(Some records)
begin

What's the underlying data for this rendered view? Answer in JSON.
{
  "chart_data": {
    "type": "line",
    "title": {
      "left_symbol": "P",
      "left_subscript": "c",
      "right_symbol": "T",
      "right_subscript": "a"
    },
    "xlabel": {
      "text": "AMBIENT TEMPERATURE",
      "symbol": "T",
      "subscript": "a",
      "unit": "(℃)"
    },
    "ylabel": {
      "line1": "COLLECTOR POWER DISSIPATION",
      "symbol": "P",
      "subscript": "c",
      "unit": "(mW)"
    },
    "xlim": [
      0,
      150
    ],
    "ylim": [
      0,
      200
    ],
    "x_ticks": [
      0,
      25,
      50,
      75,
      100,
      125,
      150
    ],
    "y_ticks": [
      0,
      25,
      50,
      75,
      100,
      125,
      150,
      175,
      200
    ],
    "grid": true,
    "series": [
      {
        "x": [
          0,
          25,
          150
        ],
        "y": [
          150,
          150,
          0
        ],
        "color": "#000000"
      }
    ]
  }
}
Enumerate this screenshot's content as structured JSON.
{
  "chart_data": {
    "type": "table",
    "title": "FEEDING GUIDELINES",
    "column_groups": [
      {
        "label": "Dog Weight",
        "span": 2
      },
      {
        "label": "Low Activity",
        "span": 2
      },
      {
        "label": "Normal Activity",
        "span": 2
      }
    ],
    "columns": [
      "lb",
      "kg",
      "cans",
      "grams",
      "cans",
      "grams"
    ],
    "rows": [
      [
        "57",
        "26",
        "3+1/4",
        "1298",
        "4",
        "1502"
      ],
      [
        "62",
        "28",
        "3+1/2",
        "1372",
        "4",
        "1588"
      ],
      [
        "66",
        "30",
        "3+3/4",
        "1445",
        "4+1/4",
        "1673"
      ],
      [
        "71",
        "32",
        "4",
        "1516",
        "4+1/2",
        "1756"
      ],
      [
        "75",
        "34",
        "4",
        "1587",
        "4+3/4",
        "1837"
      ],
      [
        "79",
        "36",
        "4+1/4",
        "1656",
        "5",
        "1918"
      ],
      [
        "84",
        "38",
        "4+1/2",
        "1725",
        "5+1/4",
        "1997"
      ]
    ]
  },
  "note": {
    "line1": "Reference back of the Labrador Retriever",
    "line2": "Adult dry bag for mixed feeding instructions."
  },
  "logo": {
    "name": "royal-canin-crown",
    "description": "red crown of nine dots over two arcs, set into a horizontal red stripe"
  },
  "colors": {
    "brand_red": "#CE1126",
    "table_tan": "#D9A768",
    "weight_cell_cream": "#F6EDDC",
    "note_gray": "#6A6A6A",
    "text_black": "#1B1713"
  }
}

end

(Stated goal): Your task is to retype all of the records exactly.

(The output):
What's the underlying data for this rendered view? Answer in JSON.
{
  "chart_data": {
    "type": "line",
    "title": {
      "left_symbol": "P",
      "left_subscript": "c",
      "right_symbol": "T",
      "right_subscript": "a"
    },
    "xlabel": {
      "text": "AMBIENT TEMPERATURE",
      "symbol": "T",
      "subscript": "a",
      "unit": "(℃)"
    },
    "ylabel": {
      "line1": "COLLECTOR POWER DISSIPATION",
      "symbol": "P",
      "subscript": "c",
      "unit": "(mW)"
    },
    "xlim": [
      0,
      150
    ],
    "ylim": [
      0,
      200
    ],
    "x_ticks": [
      0,
      25,
      50,
      75,
      100,
      125,
      150
    ],
    "y_ticks": [
      0,
      25,
      50,
      75,
      100,
      125,
      150,
      175,
      200
    ],
    "grid": true,
    "series": [
      {
        "x": [
          0,
          25,
          150
        ],
        "y": [
          150,
          150,
          0
        ],
        "color": "#000000"
      }
    ]
  }
}
Enumerate this screenshot's content as structured JSON.
{
  "chart_data": {
    "type": "table",
    "title": "FEEDING GUIDELINES",
    "column_groups": [
      {
        "label": "Dog Weight",
        "span": 2
      },
      {
        "label": "Low Activity",
        "span": 2
      },
      {
        "label": "Normal Activity",
        "span": 2
      }
    ],
    "columns": [
      "lb",
      "kg",
      "cans",
      "grams",
      "cans",
      "grams"
    ],
    "rows": [
      [
        "57",
        "26",
        "3+1/4",
        "1298",
        "4",
        "1502"
      ],
      [
        "62",
        "28",
        "3+1/2",
        "1372",
        "4",
        "1588"
      ],
      [
        "66",
        "30",
        "3+3/4",
        "1445",
        "4+1/4",
        "1673"
      ],
      [
        "71",
        "32",
        "4",
        "1516",
        "4+1/2",
        "1756"
      ],
      [
        "75",
        "34",
        "4",
        "1587",
        "4+3/4",
        "1837"
      ],
      [
        "79",
        "36",
        "4+1/4",
        "1656",
        "5",
        "1918"
      ],
      [
        "84",
        "38",
        "4+1/2",
        "1725",
        "5+1/4",
        "1997"
      ]
    ]
  },
  "note": {
    "line1": "Reference back of the Labrador Retriever",
    "line2": "Adult dry bag for mixed feeding instructions."
  },
  "logo": {
    "name": "royal-canin-crown",
    "description": "red crown of nine dots over two arcs, set into a horizontal red stripe"
  },
  "colors": {
    "brand_red": "#CE1126",
    "table_tan": "#D9A768",
    "weight_cell_cream": "#F6EDDC",
    "note_gray": "#6A6A6A",
    "text_black": "#1B1713"
  }
}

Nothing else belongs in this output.